_What you need to do_
Determine how many lines include "into". Give the number and nothing else.
◆ ◆ ◆ ◆ ◆
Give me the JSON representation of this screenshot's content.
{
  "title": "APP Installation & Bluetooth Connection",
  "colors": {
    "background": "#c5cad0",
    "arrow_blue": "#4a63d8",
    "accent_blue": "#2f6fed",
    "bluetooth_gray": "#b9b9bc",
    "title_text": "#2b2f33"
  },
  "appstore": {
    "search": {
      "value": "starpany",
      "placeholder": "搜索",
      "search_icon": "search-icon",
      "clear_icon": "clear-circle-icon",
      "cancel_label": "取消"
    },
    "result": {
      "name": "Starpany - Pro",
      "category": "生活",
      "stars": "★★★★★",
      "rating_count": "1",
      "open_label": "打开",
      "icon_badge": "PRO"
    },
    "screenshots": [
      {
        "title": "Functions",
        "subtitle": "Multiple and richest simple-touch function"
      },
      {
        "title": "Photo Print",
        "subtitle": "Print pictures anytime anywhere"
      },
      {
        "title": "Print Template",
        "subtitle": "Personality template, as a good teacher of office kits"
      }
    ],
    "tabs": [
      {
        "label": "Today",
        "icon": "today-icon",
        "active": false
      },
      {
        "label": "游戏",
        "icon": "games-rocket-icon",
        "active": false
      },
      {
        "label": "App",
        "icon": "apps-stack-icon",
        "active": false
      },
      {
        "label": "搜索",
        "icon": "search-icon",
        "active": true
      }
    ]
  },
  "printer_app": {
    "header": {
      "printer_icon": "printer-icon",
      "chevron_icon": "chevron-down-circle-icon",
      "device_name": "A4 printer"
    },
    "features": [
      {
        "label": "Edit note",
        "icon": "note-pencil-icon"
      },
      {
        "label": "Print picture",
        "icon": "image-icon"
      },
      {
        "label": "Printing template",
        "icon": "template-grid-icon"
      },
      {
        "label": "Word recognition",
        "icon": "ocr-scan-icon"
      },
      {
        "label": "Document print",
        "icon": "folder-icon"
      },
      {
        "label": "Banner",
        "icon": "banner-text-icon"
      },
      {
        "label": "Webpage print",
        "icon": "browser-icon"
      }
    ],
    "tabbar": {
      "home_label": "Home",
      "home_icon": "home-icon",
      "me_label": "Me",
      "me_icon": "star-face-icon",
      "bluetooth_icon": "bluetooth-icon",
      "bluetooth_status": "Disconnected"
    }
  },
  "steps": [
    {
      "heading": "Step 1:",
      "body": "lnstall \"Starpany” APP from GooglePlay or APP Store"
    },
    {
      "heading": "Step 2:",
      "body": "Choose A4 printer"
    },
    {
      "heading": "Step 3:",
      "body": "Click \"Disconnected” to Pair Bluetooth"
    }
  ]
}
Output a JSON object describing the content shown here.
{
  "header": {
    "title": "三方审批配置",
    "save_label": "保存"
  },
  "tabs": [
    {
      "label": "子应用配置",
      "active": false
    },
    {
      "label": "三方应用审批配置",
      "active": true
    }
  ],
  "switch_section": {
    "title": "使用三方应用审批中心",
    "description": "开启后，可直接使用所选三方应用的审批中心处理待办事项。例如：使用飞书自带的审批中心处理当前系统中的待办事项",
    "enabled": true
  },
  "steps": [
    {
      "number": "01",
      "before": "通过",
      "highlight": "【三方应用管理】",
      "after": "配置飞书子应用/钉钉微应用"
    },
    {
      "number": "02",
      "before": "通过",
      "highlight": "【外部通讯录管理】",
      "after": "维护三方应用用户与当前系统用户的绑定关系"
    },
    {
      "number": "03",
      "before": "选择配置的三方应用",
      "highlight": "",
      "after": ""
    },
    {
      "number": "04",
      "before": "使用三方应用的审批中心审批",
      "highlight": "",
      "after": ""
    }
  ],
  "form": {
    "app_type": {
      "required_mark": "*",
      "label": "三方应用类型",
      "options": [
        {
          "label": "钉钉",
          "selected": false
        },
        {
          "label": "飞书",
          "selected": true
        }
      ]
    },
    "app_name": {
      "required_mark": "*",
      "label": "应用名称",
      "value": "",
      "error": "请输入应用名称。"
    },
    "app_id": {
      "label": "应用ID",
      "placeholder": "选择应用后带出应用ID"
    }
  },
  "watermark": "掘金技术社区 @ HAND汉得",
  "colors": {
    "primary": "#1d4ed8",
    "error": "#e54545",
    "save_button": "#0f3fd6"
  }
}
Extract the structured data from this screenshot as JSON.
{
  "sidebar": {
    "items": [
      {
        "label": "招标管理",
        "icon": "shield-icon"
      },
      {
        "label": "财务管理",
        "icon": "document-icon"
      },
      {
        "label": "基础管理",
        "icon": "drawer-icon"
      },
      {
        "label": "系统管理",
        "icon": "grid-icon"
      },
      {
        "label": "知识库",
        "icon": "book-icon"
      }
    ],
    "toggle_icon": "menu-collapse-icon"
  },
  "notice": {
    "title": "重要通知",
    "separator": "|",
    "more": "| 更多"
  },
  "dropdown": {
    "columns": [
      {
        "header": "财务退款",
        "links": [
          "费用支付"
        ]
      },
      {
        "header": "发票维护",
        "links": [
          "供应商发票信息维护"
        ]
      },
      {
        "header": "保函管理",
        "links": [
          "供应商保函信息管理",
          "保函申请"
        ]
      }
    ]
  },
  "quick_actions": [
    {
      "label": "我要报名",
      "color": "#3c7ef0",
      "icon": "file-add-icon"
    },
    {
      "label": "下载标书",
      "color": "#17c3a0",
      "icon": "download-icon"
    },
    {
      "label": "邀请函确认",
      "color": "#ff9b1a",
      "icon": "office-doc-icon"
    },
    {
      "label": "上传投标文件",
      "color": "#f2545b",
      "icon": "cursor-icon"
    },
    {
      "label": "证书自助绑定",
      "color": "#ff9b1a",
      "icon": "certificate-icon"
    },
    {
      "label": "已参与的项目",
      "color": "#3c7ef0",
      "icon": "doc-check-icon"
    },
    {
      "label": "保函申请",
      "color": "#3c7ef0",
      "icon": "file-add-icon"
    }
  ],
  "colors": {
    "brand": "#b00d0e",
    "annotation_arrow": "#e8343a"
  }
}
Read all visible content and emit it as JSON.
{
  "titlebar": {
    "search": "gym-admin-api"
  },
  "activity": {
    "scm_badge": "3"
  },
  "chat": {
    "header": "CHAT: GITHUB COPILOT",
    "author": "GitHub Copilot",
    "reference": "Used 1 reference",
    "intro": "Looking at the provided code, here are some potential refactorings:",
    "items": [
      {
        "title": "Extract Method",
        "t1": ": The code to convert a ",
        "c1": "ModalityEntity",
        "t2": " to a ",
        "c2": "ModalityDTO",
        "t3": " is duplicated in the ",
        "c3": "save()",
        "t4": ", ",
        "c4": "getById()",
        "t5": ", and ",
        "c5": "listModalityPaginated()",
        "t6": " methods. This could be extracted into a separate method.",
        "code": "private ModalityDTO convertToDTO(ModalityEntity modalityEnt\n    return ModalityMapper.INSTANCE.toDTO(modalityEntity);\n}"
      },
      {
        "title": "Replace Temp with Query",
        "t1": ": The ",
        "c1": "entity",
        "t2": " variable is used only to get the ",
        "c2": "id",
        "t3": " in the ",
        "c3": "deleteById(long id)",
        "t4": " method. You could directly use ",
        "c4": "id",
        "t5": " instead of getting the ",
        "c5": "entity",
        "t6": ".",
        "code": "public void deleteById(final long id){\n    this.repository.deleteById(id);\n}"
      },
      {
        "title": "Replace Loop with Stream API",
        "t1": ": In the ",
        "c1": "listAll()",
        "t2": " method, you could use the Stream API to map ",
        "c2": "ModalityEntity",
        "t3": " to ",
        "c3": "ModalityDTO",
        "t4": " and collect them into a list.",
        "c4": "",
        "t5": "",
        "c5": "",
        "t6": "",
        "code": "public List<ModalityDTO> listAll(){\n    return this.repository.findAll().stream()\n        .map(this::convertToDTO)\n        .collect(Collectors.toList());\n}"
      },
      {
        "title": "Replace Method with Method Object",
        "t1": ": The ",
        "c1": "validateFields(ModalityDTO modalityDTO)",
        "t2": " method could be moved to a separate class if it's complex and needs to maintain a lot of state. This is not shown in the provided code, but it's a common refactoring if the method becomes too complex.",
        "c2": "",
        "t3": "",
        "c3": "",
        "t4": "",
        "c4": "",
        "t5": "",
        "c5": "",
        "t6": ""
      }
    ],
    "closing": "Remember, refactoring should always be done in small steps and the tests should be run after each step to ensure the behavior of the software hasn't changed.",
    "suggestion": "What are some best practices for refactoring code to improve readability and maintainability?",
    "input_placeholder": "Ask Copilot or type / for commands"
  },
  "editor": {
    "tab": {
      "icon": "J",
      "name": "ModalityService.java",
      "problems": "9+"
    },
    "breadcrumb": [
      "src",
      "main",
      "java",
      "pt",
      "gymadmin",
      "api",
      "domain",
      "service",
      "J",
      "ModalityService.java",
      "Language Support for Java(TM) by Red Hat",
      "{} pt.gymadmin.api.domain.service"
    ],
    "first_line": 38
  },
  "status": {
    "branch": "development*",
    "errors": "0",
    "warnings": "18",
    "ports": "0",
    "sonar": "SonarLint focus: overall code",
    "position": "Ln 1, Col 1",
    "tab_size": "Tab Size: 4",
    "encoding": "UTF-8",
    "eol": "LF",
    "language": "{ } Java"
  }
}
◆ ◆ ◆ ◆ ◆
_Answer for the task_
2